- JOB
Each line that follows should be printed again exactly as it stands.

[Data entries]
* * *

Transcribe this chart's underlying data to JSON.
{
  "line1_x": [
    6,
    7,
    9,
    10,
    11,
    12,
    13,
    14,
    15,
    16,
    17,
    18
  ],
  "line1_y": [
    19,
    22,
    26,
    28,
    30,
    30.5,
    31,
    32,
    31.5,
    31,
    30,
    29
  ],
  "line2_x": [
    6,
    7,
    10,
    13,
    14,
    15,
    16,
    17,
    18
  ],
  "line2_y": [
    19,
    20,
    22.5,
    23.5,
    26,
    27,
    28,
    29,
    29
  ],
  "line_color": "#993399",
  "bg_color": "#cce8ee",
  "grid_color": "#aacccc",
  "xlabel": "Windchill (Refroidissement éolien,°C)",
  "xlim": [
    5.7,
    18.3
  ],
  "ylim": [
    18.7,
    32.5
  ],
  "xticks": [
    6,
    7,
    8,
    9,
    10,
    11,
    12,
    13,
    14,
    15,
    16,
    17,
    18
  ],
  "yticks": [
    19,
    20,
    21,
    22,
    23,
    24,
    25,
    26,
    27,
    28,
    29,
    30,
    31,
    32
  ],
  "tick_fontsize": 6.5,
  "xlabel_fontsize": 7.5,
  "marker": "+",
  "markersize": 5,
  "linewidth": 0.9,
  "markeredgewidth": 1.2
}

* * *

- SOLUTION
Transcribe this chart's underlying data to JSON.
{
  "line1_x": [
    6,
    7,
    9,
    10,
    11,
    12,
    13,
    14,
    15,
    16,
    17,
    18
  ],
  "line1_y": [
    19,
    22,
    26,
    28,
    30,
    30.5,
    31,
    32,
    31.5,
    31,
    30,
    29
  ],
  "line2_x": [
    6,
    7,
    10,
    13,
    14,
    15,
    16,
    17,
    18
  ],
  "line2_y": [
    19,
    20,
    22.5,
    23.5,
    26,
    27,
    28,
    29,
    29
  ],
  "line_color": "#993399",
  "bg_color": "#cce8ee",
  "grid_color": "#aacccc",
  "xlabel": "Windchill (Refroidissement éolien,°C)",
  "xlim": [
    5.7,
    18.3
  ],
  "ylim": [
    18.7,
    32.5
  ],
  "xticks": [
    6,
    7,
    8,
    9,
    10,
    11,
    12,
    13,
    14,
    15,
    16,
    17,
    18
  ],
  "yticks": [
    19,
    20,
    21,
    22,
    23,
    24,
    25,
    26,
    27,
    28,
    29,
    30,
    31,
    32
  ],
  "tick_fontsize": 6.5,
  "xlabel_fontsize": 7.5,
  "marker": "+",
  "markersize": 5,
  "linewidth": 0.9,
  "markeredgewidth": 1.2
}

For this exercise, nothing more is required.